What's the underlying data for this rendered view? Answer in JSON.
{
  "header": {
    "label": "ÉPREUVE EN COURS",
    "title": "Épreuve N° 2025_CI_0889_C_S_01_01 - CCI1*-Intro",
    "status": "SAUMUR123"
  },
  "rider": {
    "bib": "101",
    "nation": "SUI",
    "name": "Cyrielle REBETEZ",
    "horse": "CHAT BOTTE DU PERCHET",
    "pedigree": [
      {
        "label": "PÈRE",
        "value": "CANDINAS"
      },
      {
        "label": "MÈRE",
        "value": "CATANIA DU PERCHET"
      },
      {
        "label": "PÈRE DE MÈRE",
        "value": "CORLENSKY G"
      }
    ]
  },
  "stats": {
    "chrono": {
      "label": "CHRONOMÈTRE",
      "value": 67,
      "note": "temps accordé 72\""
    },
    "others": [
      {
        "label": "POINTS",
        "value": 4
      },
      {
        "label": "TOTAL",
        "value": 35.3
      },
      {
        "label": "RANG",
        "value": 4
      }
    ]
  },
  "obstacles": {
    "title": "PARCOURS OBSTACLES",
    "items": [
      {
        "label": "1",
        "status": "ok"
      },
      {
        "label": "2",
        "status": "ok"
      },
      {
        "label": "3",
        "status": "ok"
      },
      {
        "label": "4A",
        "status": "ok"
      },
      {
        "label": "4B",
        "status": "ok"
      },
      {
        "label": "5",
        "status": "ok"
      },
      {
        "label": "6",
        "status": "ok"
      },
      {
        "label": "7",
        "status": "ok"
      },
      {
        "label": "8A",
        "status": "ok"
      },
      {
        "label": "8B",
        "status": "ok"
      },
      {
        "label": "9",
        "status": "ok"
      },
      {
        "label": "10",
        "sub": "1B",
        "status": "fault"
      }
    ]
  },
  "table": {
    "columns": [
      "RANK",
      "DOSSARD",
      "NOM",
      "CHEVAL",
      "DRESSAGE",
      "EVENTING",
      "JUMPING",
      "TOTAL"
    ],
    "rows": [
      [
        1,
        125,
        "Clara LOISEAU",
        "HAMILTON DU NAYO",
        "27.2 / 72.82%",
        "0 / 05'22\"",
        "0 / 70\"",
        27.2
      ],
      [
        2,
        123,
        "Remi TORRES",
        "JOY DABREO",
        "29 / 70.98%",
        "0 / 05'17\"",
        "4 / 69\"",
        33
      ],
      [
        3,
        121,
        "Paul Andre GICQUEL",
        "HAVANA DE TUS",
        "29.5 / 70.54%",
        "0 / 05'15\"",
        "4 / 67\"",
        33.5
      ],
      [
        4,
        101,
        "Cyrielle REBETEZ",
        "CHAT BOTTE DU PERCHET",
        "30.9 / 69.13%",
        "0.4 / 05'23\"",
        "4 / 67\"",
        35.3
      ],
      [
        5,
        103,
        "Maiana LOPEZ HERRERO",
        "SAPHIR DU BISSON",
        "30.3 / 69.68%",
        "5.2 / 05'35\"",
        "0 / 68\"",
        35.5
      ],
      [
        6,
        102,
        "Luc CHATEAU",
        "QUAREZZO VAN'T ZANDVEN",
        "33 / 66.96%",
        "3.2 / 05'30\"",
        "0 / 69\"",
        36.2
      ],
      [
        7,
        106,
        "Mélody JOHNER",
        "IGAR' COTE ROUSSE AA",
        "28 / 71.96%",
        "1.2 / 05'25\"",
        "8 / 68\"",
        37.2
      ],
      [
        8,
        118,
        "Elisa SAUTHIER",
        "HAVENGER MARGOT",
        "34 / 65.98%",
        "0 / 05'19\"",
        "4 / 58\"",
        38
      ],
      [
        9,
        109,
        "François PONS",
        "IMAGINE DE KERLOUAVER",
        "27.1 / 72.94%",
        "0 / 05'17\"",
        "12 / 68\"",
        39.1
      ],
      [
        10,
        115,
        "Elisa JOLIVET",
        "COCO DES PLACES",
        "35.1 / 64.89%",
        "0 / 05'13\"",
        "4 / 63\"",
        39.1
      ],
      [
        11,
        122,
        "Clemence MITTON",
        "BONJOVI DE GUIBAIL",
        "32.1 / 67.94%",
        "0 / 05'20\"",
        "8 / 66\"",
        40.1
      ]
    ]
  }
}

----

WORK REQUIRED - Every line of the data above should be reproduced word for word.

WRITTEN ANSWER -
What's the underlying data for this rendered view? Answer in JSON.
{
  "header": {
    "label": "ÉPREUVE EN COURS",
    "title": "Épreuve N° 2025_CI_0889_C_S_01_01 - CCI1*-Intro",
    "status": "SAUMUR123"
  },
  "rider": {
    "bib": "101",
    "nation": "SUI",
    "name": "Cyrielle REBETEZ",
    "horse": "CHAT BOTTE DU PERCHET",
    "pedigree": [
      {
        "label": "PÈRE",
        "value": "CANDINAS"
      },
      {
        "label": "MÈRE",
        "value": "CATANIA DU PERCHET"
      },
      {
        "label": "PÈRE DE MÈRE",
        "value": "CORLENSKY G"
      }
    ]
  },
  "stats": {
    "chrono": {
      "label": "CHRONOMÈTRE",
      "value": 67,
      "note": "temps accordé 72\""
    },
    "others": [
      {
        "label": "POINTS",
        "value": 4
      },
      {
        "label": "TOTAL",
        "value": 35.3
      },
      {
        "label": "RANG",
        "value": 4
      }
    ]
  },
  "obstacles": {
    "title": "PARCOURS OBSTACLES",
    "items": [
      {
        "label": "1",
        "status": "ok"
      },
      {
        "label": "2",
        "status": "ok"
      },
      {
        "label": "3",
        "status": "ok"
      },
      {
        "label": "4A",
        "status": "ok"
      },
      {
        "label": "4B",
        "status": "ok"
      },
      {
        "label": "5",
        "status": "ok"
      },
      {
        "label": "6",
        "status": "ok"
      },
      {
        "label": "7",
        "status": "ok"
      },
      {
        "label": "8A",
        "status": "ok"
      },
      {
        "label": "8B",
        "status": "ok"
      },
      {
        "label": "9",
        "status": "ok"
      },
      {
        "label": "10",
        "sub": "1B",
        "status": "fault"
      }
    ]
  },
  "table": {
    "columns": [
      "RANK",
      "DOSSARD",
      "NOM",
      "CHEVAL",
      "DRESSAGE",
      "EVENTING",
      "JUMPING",
      "TOTAL"
    ],
    "rows": [
      [
        1,
        125,
        "Clara LOISEAU",
        "HAMILTON DU NAYO",
        "27.2 / 72.82%",
        "0 / 05'22\"",
        "0 / 70\"",
        27.2
      ],
      [
        2,
        123,
        "Remi TORRES",
        "JOY DABREO",
        "29 / 70.98%",
        "0 / 05'17\"",
        "4 / 69\"",
        33
      ],
      [
        3,
        121,
        "Paul Andre GICQUEL",
        "HAVANA DE TUS",
        "29.5 / 70.54%",
        "0 / 05'15\"",
        "4 / 67\"",
        33.5
      ],
      [
        4,
        101,
        "Cyrielle REBETEZ",
        "CHAT BOTTE DU PERCHET",
        "30.9 / 69.13%",
        "0.4 / 05'23\"",
        "4 / 67\"",
        35.3
      ],
      [
        5,
        103,
        "Maiana LOPEZ HERRERO",
        "SAPHIR DU BISSON",
        "30.3 / 69.68%",
        "5.2 / 05'35\"",
        "0 / 68\"",
        35.5
      ],
      [
        6,
        102,
        "Luc CHATEAU",
        "QUAREZZO VAN'T ZANDVEN",
        "33 / 66.96%",
        "3.2 / 05'30\"",
        "0 / 69\"",
        36.2
      ],
      [
        7,
        106,
        "Mélody JOHNER",
        "IGAR' COTE ROUSSE AA",
        "28 / 71.96%",
        "1.2 / 05'25\"",
        "8 / 68\"",
        37.2
      ],
      [
        8,
        118,
        "Elisa SAUTHIER",
        "HAVENGER MARGOT",
        "34 / 65.98%",
        "0 / 05'19\"",
        "4 / 58\"",
        38
      ],
      [
        9,
        109,
        "François PONS",
        "IMAGINE DE KERLOUAVER",
        "27.1 / 72.94%",
        "0 / 05'17\"",
        "12 / 68\"",
        39.1
      ],
      [
        10,
        115,
        "Elisa JOLIVET",
        "COCO DES PLACES",
        "35.1 / 64.89%",
        "0 / 05'13\"",
        "4 / 63\"",
        39.1
      ],
      [
        11,
        122,
        "Clemence MITTON",
        "BONJOVI DE GUIBAIL",
        "32.1 / 67.94%",
        "0 / 05'20\"",
        "8 / 66\"",
        40.1
      ]
    ]
  }
}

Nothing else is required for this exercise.